## Exercise material
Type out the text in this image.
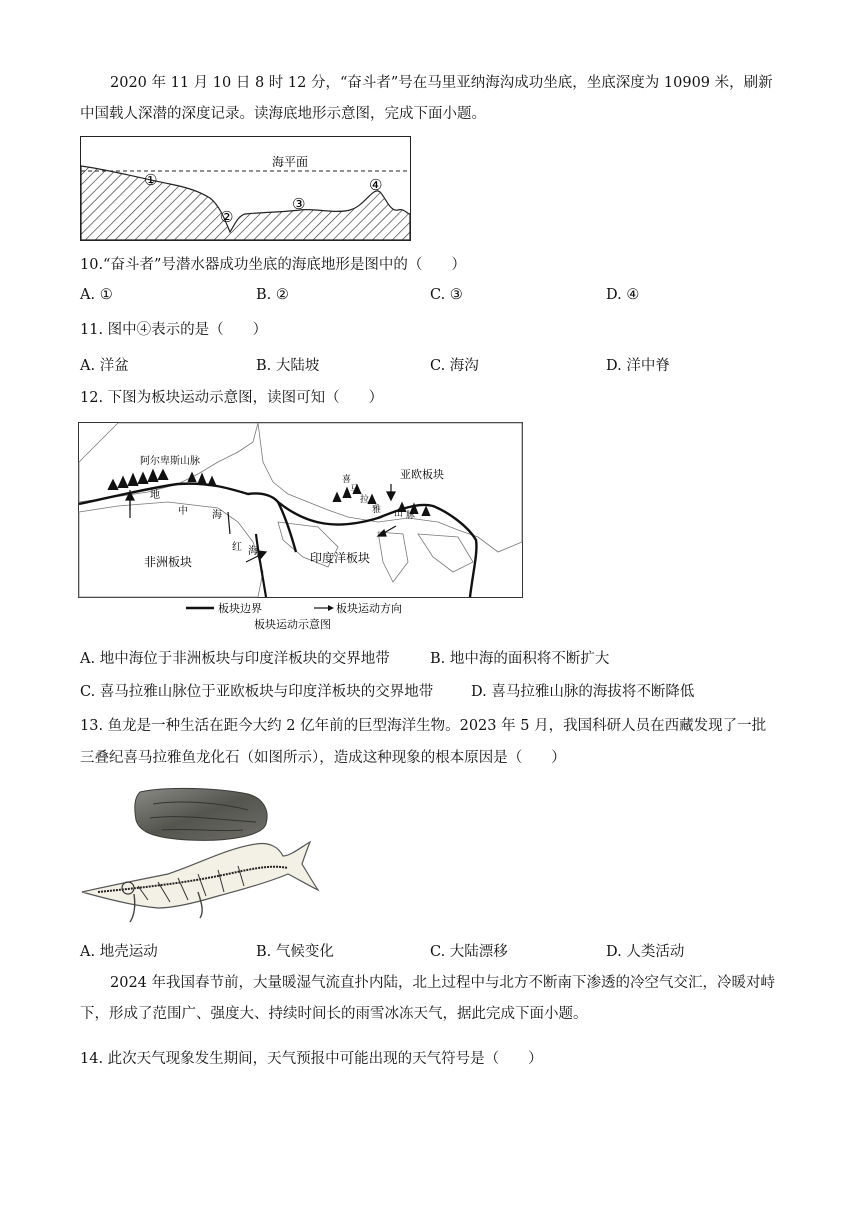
2020 年 11 月 10 日 8 时 12 分，“奋斗者”号在马里亚纳海沟成功坐底，坐底深度为 10909 米，刷新中国载人深潜的深度记录。读海底地形示意图，完成下面小题。
海平面
①
②
③
④
10.“奋斗者”号潜水器成功坐底的海底地形是图中的（　　）
A. ①	B. ②	C. ③	D. ④
11. 图中④表示的是（　　）
A. 洋盆	B. 大陆坡	C. 海沟	D. 洋中脊
12. 下图为板块运动示意图，读图可知（　　）
阿尔卑斯山脉
亚欧板块
非洲板块	印度洋板块
地
中 海
红 海
喜
马
拉
雅 山 脉
板块边界	板块运动方向
板块运动示意图
A. 地中海位于非洲板块与印度洋板块的交界地带	B. 地中海的面积将不断扩大
C. 喜马拉雅山脉位于亚欧板块与印度洋板块的交界地带	D. 喜马拉雅山脉的海拔将不断降低
13. 鱼龙是一种生活在距今大约 2 亿年前的巨型海洋生物。2023 年 5 月，我国科研人员在西藏发现了一批
三叠纪喜马拉雅鱼龙化石（如图所示），造成这种现象的根本原因是（　　）
A. 地壳运动	B. 气候变化	C. 大陆漂移	D. 人类活动
2024 年我国春节前，大量暖湿气流直扑内陆，北上过程中与北方不断南下渗透的冷空气交汇，冷暖对峙下，形成了范围广、强度大、持续时间长的雨雪冰冻天气，据此完成下面小题。
14. 此次天气现象发生期间，天气预报中可能出现的天气符号是（　　）
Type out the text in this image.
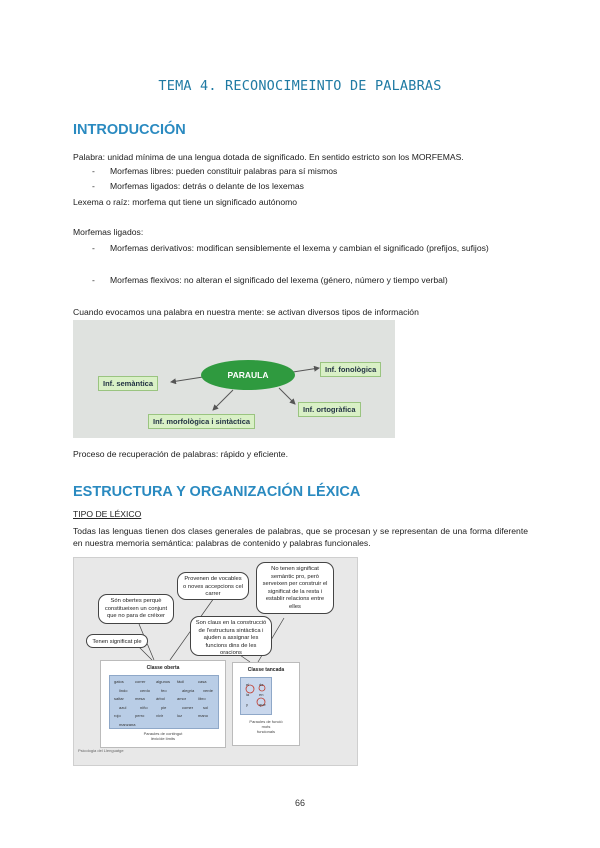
TEMA 4. RECONOCIMEINTO DE PALABRAS
INTRODUCCIÓN
Palabra: unidad mínima de una lengua dotada de significado. En sentido estricto son los MORFEMAS.
- Morfemas libres: pueden constituir palabras para sí mismos
- Morfemas ligados: detrás o delante de los lexemas
Lexema o raíz: morfema qut tiene un significado autónomo
Morfemas ligados:
- Morfemas derivativos: modifican sensiblemente el lexema y cambian el significado (prefijos, sufijos)
- Morfemas flexivos: no alteran el significado del lexema (género, número y tiempo verbal)
Cuando evocamos una palabra en nuestra mente: se activan diversos tipos de información
PARAULA
Inf. semàntica
Inf. fonològica
Inf. ortogràfica
Inf. morfològica i sintàctica
Proceso de recuperación de palabras: rápido y eficiente.
ESTRUCTURA Y ORGANIZACIÓN LÉXICA
TIPO DE LÉXICO
Todas las lenguas tienen dos clases generales de palabras, que se procesan y se representan de una forma diferente en nuestra memoria semántica: palabras de contenido y palabras funcionales.
Provenen de vocables o noves accepcions cel carrer
No tenen significat semàntic pro, però serveixen per construir el significat de la resta i establir relacions entre elles
Són obertes perquè constitueixen un conjunt que no para de créixer
Son claus en la construcció de l'estructura sintàctica i ajuden a assignar les funcions dins de les oracions
Tenen significat ple
Classe oberta
gatos	correr	algunos fácil	casa
lindo	cerdo	feo	alegría verde
saltar	mesa	árbol	amor	libro
azul	niño	pie	comer sol
rojo	perro	vivir	luz	mano
manzana
Paraules de contingut
lèxic/de límits
Classe tancada
el de
la en
y	que
Paraules de funció
mots
funcionals
Psicologia del Llenguatge
66
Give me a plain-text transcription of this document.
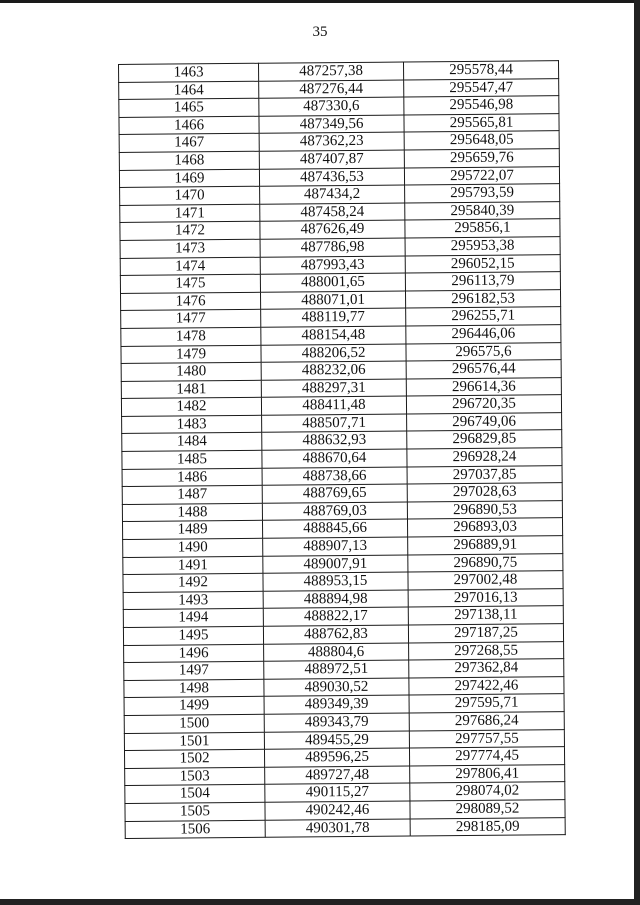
35
1463	487257,38	295578,44
1464	487276,44	295547,47
1465	487330,6	295546,98
1466	487349,56	295565,81
1467	487362,23	295648,05
1468	487407,87	295659,76
1469	487436,53	295722,07
1470	487434,2	295793,59
1471	487458,24	295840,39
1472	487626,49	295856,1
1473	487786,98	295953,38
1474	487993,43	296052,15
1475	488001,65	296113,79
1476	488071,01	296182,53
1477	488119,77	296255,71
1478	488154,48	296446,06
1479	488206,52	296575,6
1480	488232,06	296576,44
1481	488297,31	296614,36
1482	488411,48	296720,35
1483	488507,71	296749,06
1484	488632,93	296829,85
1485	488670,64	296928,24
1486	488738,66	297037,85
1487	488769,65	297028,63
1488	488769,03	296890,53
1489	488845,66	296893,03
1490	488907,13	296889,91
1491	489007,91	296890,75
1492	488953,15	297002,48
1493	488894,98	297016,13
1494	488822,17	297138,11
1495	488762,83	297187,25
1496	488804,6	297268,55
1497	488972,51	297362,84
1498	489030,52	297422,46
1499	489349,39	297595,71
1500	489343,79	297686,24
1501	489455,29	297757,55
1502	489596,25	297774,45
1503	489727,48	297806,41
1504	490115,27	298074,02
1505	490242,46	298089,52
1506	490301,78	298185,09
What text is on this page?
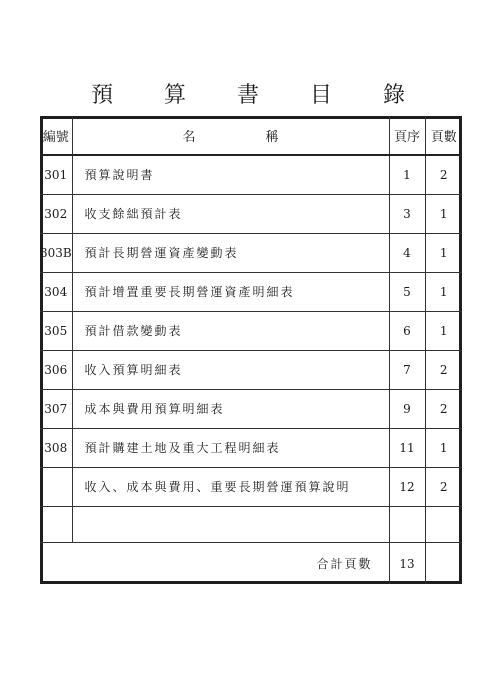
預 算 書 目 錄
編號	名稱	頁序	頁數
301	預算說明書	1	2
302	收支餘絀預計表	3	1
303B	預計長期營運資產變動表	4	1
304	預計增置重要長期營運資產明細表	5	1
305	預計借款變動表	6	1
306	收入預算明細表	7	2
307	成本與費用預算明細表	9	2
308	預計購建土地及重大工程明細表	11	1
	收入、成本與費用、重要長期營運預算說明	12	2

合計頁數		13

## Exercise prompt
Copy the material above exactly and drop the pictures.

## Response for this exercise
Type out the text in this image.
2020 年 11 月 10 日 8 时 12 分，“奋斗者”号在马里亚纳海沟成功坐底，坐底深度为 10909 米，刷新中国载人深潜的深度记录。读海底地形示意图，完成下面小题。
海平面
①
②
③
④
10.“奋斗者”号潜水器成功坐底的海底地形是图中的（　　）
A. ①	B. ②	C. ③	D. ④
11. 图中④表示的是（　　）
A. 洋盆	B. 大陆坡	C. 海沟	D. 洋中脊
12. 下图为板块运动示意图，读图可知（　　）
阿尔卑斯山脉
亚欧板块
非洲板块	印度洋板块
地
中 海
红 海
喜
马
拉
雅 山 脉
板块边界	板块运动方向
板块运动示意图
A. 地中海位于非洲板块与印度洋板块的交界地带	B. 地中海的面积将不断扩大
C. 喜马拉雅山脉位于亚欧板块与印度洋板块的交界地带	D. 喜马拉雅山脉的海拔将不断降低
13. 鱼龙是一种生活在距今大约 2 亿年前的巨型海洋生物。2023 年 5 月，我国科研人员在西藏发现了一批
三叠纪喜马拉雅鱼龙化石（如图所示），造成这种现象的根本原因是（　　）
A. 地壳运动	B. 气候变化	C. 大陆漂移	D. 人类活动
2024 年我国春节前，大量暖湿气流直扑内陆，北上过程中与北方不断南下渗透的冷空气交汇，冷暖对峙下，形成了范围广、强度大、持续时间长的雨雪冰冻天气，据此完成下面小题。
14. 此次天气现象发生期间，天气预报中可能出现的天气符号是（　　）
Type out the text in this image.
TEMA 4. RECONOCIMEINTO DE PALABRAS
INTRODUCCIÓN
Palabra: unidad mínima de una lengua dotada de significado. En sentido estricto son los MORFEMAS.
- Morfemas libres: pueden constituir palabras para sí mismos
- Morfemas ligados: detrás o delante de los lexemas
Lexema o raíz: morfema qut tiene un significado autónomo
Morfemas ligados:
- Morfemas derivativos: modifican sensiblemente el lexema y cambian el significado (prefijos, sufijos)
- Morfemas flexivos: no alteran el significado del lexema (género, número y tiempo verbal)
Cuando evocamos una palabra en nuestra mente: se activan diversos tipos de información
PARAULA
Inf. semàntica
Inf. fonològica
Inf. ortogràfica
Inf. morfològica i sintàctica
Proceso de recuperación de palabras: rápido y eficiente.
ESTRUCTURA Y ORGANIZACIÓN LÉXICA
TIPO DE LÉXICO
Todas las lenguas tienen dos clases generales de palabras, que se procesan y se representan de una forma diferente en nuestra memoria semántica: palabras de contenido y palabras funcionales.
Provenen de vocables o noves accepcions cel carrer
No tenen significat semàntic pro, però serveixen per construir el significat de la resta i establir relacions entre elles
Són obertes perquè constitueixen un conjunt que no para de créixer
Son claus en la construcció de l'estructura sintàctica i ajuden a assignar les funcions dins de les oracions
Tenen significat ple
Classe oberta
gatos	correr	algunos fácil	casa
lindo	cerdo	feo	alegría verde
saltar	mesa	árbol	amor	libro
azul	niño	pie	comer sol
rojo	perro	vivir	luz	mano
manzana
Paraules de contingut
lèxic/de límits
Classe tancada
el de
la en
y	que
Paraules de funció
mots
funcionals
Psicologia del Llenguatge
66
Give me a plain-text transcription of this document.
35
1463	487257,38	295578,44
1464	487276,44	295547,47
1465	487330,6	295546,98
1466	487349,56	295565,81
1467	487362,23	295648,05
1468	487407,87	295659,76
1469	487436,53	295722,07
1470	487434,2	295793,59
1471	487458,24	295840,39
1472	487626,49	295856,1
1473	487786,98	295953,38
1474	487993,43	296052,15
1475	488001,65	296113,79
1476	488071,01	296182,53
1477	488119,77	296255,71
1478	488154,48	296446,06
1479	488206,52	296575,6
1480	488232,06	296576,44
1481	488297,31	296614,36
1482	488411,48	296720,35
1483	488507,71	296749,06
1484	488632,93	296829,85
1485	488670,64	296928,24
1486	488738,66	297037,85
1487	488769,65	297028,63
1488	488769,03	296890,53
1489	488845,66	296893,03
1490	488907,13	296889,91
1491	489007,91	296890,75
1492	488953,15	297002,48
1493	488894,98	297016,13
1494	488822,17	297138,11
1495	488762,83	297187,25
1496	488804,6	297268,55
1497	488972,51	297362,84
1498	489030,52	297422,46
1499	489349,39	297595,71
1500	489343,79	297686,24
1501	489455,29	297757,55
1502	489596,25	297774,45
1503	489727,48	297806,41
1504	490115,27	298074,02
1505	490242,46	298089,52
1506	490301,78	298185,09
What text is on this page?
預 算 書 目 錄
編號	名稱	頁序	頁數
301	預算說明書	1	2
302	收支餘絀預計表	3	1
303B	預計長期營運資產變動表	4	1
304	預計增置重要長期營運資產明細表	5	1
305	預計借款變動表	6	1
306	收入預算明細表	7	2
307	成本與費用預算明細表	9	2
308	預計購建土地及重大工程明細表	11	1
	收入、成本與費用、重要長期營運預算說明	12	2

合計頁數		13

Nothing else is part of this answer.